In the entries below, count every line containing "United". Return the number and nothing else.

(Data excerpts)

+ + +

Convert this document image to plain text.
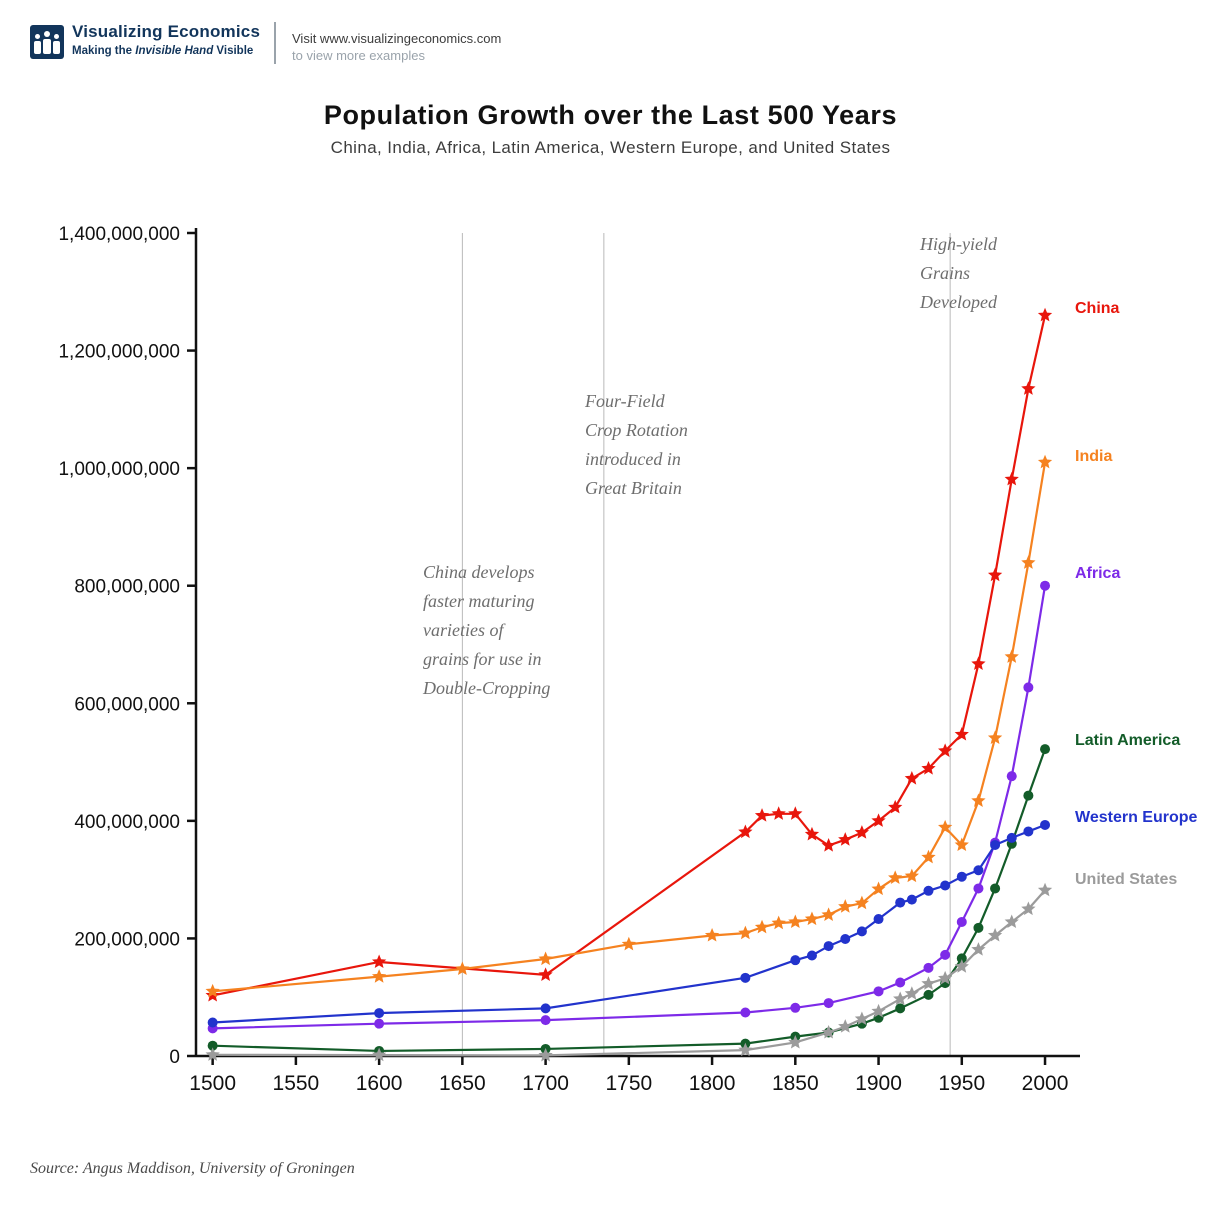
Visualizing Economics
Making the Invisible Hand Visible
Visit www.visualizingeconomics.com
to view more examples
Population Growth over the Last 500 Years
China, India, Africa, Latin America, Western Europe, and United States
0
200,000,000
400,000,000
600,000,000
800,000,000
1,000,000,000
1,200,000,000
1,400,000,000
1500 1550 1600 1650 1700 1750 1800 1850 1900 1950 2000
China
India
Africa
Latin America
Western Europe
United States
China develops
faster maturing
varieties of
grains for use in
Double-Cropping
Four-Field
Crop Rotation
introduced in
Great Britain
High-yield
Grains
Developed
Source: Angus Maddison, University of Groningen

+ + +

> **ANSWER TO THE TASK**:
2